**TASK GOAL:** The listing beneath should be written out in full, exactly as shown.
<<<<
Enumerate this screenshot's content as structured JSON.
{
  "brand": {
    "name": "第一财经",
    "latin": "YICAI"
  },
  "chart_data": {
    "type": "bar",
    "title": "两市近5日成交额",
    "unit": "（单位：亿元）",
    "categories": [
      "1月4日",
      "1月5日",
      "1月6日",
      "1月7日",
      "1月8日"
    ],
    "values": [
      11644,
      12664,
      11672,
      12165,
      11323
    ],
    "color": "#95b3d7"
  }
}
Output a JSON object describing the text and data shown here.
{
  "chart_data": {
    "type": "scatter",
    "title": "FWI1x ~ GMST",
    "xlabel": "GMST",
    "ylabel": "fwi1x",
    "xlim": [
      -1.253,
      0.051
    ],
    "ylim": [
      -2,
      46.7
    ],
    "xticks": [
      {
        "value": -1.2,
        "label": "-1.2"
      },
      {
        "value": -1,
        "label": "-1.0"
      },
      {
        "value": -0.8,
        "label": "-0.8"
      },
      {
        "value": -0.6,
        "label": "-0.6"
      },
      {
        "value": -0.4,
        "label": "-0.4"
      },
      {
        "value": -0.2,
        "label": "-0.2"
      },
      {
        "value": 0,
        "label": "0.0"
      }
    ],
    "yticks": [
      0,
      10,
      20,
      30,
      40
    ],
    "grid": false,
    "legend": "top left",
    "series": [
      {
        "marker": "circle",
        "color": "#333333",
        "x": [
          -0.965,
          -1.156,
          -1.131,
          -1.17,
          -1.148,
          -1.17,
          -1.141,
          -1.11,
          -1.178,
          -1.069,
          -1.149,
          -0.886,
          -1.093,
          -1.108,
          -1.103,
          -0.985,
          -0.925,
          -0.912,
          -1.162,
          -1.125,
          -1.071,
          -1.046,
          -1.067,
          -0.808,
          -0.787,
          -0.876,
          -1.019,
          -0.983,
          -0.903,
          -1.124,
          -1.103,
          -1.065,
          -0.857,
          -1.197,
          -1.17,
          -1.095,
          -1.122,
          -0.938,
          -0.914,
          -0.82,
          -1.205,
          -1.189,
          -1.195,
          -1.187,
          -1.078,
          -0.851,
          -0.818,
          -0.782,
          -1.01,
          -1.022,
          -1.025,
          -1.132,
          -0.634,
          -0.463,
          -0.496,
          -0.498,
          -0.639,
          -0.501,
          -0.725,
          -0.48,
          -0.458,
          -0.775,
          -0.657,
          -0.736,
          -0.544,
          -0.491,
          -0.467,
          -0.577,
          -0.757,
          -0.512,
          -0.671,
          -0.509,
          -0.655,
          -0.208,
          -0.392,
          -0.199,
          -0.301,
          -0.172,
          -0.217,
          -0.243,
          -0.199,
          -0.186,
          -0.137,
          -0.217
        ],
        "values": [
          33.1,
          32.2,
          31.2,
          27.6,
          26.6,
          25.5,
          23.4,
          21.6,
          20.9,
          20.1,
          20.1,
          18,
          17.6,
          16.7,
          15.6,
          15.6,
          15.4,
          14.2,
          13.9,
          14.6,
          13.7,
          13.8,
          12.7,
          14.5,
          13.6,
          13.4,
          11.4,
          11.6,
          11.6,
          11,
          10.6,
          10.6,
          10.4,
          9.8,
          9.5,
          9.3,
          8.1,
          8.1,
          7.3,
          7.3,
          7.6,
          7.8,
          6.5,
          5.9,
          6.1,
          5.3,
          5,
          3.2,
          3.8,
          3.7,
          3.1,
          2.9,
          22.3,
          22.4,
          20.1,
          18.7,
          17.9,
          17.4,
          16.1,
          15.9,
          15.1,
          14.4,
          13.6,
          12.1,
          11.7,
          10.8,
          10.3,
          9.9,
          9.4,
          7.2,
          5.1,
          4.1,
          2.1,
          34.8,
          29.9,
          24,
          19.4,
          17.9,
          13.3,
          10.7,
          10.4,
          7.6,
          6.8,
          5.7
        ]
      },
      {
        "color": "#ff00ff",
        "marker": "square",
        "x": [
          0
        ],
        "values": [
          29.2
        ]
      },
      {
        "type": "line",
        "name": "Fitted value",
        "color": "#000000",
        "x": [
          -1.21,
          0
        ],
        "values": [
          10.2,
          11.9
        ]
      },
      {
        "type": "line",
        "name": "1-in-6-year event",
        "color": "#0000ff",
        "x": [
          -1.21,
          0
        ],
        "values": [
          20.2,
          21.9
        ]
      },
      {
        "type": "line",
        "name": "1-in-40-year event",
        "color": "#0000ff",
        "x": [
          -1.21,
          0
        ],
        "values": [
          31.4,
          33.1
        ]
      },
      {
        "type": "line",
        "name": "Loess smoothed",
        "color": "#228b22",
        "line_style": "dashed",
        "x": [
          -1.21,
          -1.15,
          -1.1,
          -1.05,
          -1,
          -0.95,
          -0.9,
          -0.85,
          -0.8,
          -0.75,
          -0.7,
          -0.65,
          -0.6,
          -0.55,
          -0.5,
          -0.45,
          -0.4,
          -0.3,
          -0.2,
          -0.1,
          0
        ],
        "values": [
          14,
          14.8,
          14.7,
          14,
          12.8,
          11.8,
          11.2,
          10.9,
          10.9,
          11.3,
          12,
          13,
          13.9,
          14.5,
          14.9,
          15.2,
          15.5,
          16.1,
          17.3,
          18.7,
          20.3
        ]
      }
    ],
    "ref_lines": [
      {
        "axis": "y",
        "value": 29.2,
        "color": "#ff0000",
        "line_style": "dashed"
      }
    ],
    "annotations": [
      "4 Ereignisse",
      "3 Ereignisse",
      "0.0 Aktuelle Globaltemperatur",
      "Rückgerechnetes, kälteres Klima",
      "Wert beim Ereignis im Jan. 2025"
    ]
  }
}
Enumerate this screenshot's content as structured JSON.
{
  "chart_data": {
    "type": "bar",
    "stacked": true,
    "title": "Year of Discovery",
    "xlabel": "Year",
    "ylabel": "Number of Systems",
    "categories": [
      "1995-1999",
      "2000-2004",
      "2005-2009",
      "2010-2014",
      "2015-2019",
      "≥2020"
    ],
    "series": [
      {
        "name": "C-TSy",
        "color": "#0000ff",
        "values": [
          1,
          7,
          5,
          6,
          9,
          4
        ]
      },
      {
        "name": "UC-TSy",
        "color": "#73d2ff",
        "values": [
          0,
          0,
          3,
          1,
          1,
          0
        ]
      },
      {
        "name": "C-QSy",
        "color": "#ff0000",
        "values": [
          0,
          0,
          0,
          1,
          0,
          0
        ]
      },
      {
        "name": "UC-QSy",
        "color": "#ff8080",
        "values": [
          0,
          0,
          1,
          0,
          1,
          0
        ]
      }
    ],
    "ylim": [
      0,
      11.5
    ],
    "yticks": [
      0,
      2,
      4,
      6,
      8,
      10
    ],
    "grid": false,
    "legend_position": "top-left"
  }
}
>>>>
**TASK RESPONSE:**
Enumerate this screenshot's content as structured JSON.
{
  "brand": {
    "name": "第一财经",
    "latin": "YICAI"
  },
  "chart_data": {
    "type": "bar",
    "title": "两市近5日成交额",
    "unit": "（单位：亿元）",
    "categories": [
      "1月4日",
      "1月5日",
      "1月6日",
      "1月7日",
      "1月8日"
    ],
    "values": [
      11644,
      12664,
      11672,
      12165,
      11323
    ],
    "color": "#95b3d7"
  }
}
Output a JSON object describing the text and data shown here.
{
  "chart_data": {
    "type": "scatter",
    "title": "FWI1x ~ GMST",
    "xlabel": "GMST",
    "ylabel": "fwi1x",
    "xlim": [
      -1.253,
      0.051
    ],
    "ylim": [
      -2,
      46.7
    ],
    "xticks": [
      {
        "value": -1.2,
        "label": "-1.2"
      },
      {
        "value": -1,
        "label": "-1.0"
      },
      {
        "value": -0.8,
        "label": "-0.8"
      },
      {
        "value": -0.6,
        "label": "-0.6"
      },
      {
        "value": -0.4,
        "label": "-0.4"
      },
      {
        "value": -0.2,
        "label": "-0.2"
      },
      {
        "value": 0,
        "label": "0.0"
      }
    ],
    "yticks": [
      0,
      10,
      20,
      30,
      40
    ],
    "grid": false,
    "legend": "top left",
    "series": [
      {
        "marker": "circle",
        "color": "#333333",
        "x": [
          -0.965,
          -1.156,
          -1.131,
          -1.17,
          -1.148,
          -1.17,
          -1.141,
          -1.11,
          -1.178,
          -1.069,
          -1.149,
          -0.886,
          -1.093,
          -1.108,
          -1.103,
          -0.985,
          -0.925,
          -0.912,
          -1.162,
          -1.125,
          -1.071,
          -1.046,
          -1.067,
          -0.808,
          -0.787,
          -0.876,
          -1.019,
          -0.983,
          -0.903,
          -1.124,
          -1.103,
          -1.065,
          -0.857,
          -1.197,
          -1.17,
          -1.095,
          -1.122,
          -0.938,
          -0.914,
          -0.82,
          -1.205,
          -1.189,
          -1.195,
          -1.187,
          -1.078,
          -0.851,
          -0.818,
          -0.782,
          -1.01,
          -1.022,
          -1.025,
          -1.132,
          -0.634,
          -0.463,
          -0.496,
          -0.498,
          -0.639,
          -0.501,
          -0.725,
          -0.48,
          -0.458,
          -0.775,
          -0.657,
          -0.736,
          -0.544,
          -0.491,
          -0.467,
          -0.577,
          -0.757,
          -0.512,
          -0.671,
          -0.509,
          -0.655,
          -0.208,
          -0.392,
          -0.199,
          -0.301,
          -0.172,
          -0.217,
          -0.243,
          -0.199,
          -0.186,
          -0.137,
          -0.217
        ],
        "values": [
          33.1,
          32.2,
          31.2,
          27.6,
          26.6,
          25.5,
          23.4,
          21.6,
          20.9,
          20.1,
          20.1,
          18,
          17.6,
          16.7,
          15.6,
          15.6,
          15.4,
          14.2,
          13.9,
          14.6,
          13.7,
          13.8,
          12.7,
          14.5,
          13.6,
          13.4,
          11.4,
          11.6,
          11.6,
          11,
          10.6,
          10.6,
          10.4,
          9.8,
          9.5,
          9.3,
          8.1,
          8.1,
          7.3,
          7.3,
          7.6,
          7.8,
          6.5,
          5.9,
          6.1,
          5.3,
          5,
          3.2,
          3.8,
          3.7,
          3.1,
          2.9,
          22.3,
          22.4,
          20.1,
          18.7,
          17.9,
          17.4,
          16.1,
          15.9,
          15.1,
          14.4,
          13.6,
          12.1,
          11.7,
          10.8,
          10.3,
          9.9,
          9.4,
          7.2,
          5.1,
          4.1,
          2.1,
          34.8,
          29.9,
          24,
          19.4,
          17.9,
          13.3,
          10.7,
          10.4,
          7.6,
          6.8,
          5.7
        ]
      },
      {
        "color": "#ff00ff",
        "marker": "square",
        "x": [
          0
        ],
        "values": [
          29.2
        ]
      },
      {
        "type": "line",
        "name": "Fitted value",
        "color": "#000000",
        "x": [
          -1.21,
          0
        ],
        "values": [
          10.2,
          11.9
        ]
      },
      {
        "type": "line",
        "name": "1-in-6-year event",
        "color": "#0000ff",
        "x": [
          -1.21,
          0
        ],
        "values": [
          20.2,
          21.9
        ]
      },
      {
        "type": "line",
        "name": "1-in-40-year event",
        "color": "#0000ff",
        "x": [
          -1.21,
          0
        ],
        "values": [
          31.4,
          33.1
        ]
      },
      {
        "type": "line",
        "name": "Loess smoothed",
        "color": "#228b22",
        "line_style": "dashed",
        "x": [
          -1.21,
          -1.15,
          -1.1,
          -1.05,
          -1,
          -0.95,
          -0.9,
          -0.85,
          -0.8,
          -0.75,
          -0.7,
          -0.65,
          -0.6,
          -0.55,
          -0.5,
          -0.45,
          -0.4,
          -0.3,
          -0.2,
          -0.1,
          0
        ],
        "values": [
          14,
          14.8,
          14.7,
          14,
          12.8,
          11.8,
          11.2,
          10.9,
          10.9,
          11.3,
          12,
          13,
          13.9,
          14.5,
          14.9,
          15.2,
          15.5,
          16.1,
          17.3,
          18.7,
          20.3
        ]
      }
    ],
    "ref_lines": [
      {
        "axis": "y",
        "value": 29.2,
        "color": "#ff0000",
        "line_style": "dashed"
      }
    ],
    "annotations": [
      "4 Ereignisse",
      "3 Ereignisse",
      "0.0 Aktuelle Globaltemperatur",
      "Rückgerechnetes, kälteres Klima",
      "Wert beim Ereignis im Jan. 2025"
    ]
  }
}
Enumerate this screenshot's content as structured JSON.
{
  "chart_data": {
    "type": "bar",
    "stacked": true,
    "title": "Year of Discovery",
    "xlabel": "Year",
    "ylabel": "Number of Systems",
    "categories": [
      "1995-1999",
      "2000-2004",
      "2005-2009",
      "2010-2014",
      "2015-2019",
      "≥2020"
    ],
    "series": [
      {
        "name": "C-TSy",
        "color": "#0000ff",
        "values": [
          1,
          7,
          5,
          6,
          9,
          4
        ]
      },
      {
        "name": "UC-TSy",
        "color": "#73d2ff",
        "values": [
          0,
          0,
          3,
          1,
          1,
          0
        ]
      },
      {
        "name": "C-QSy",
        "color": "#ff0000",
        "values": [
          0,
          0,
          0,
          1,
          0,
          0
        ]
      },
      {
        "name": "UC-QSy",
        "color": "#ff8080",
        "values": [
          0,
          0,
          1,
          0,
          1,
          0
        ]
      }
    ],
    "ylim": [
      0,
      11.5
    ],
    "yticks": [
      0,
      2,
      4,
      6,
      8,
      10
    ],
    "grid": false,
    "legend_position": "top-left"
  }
}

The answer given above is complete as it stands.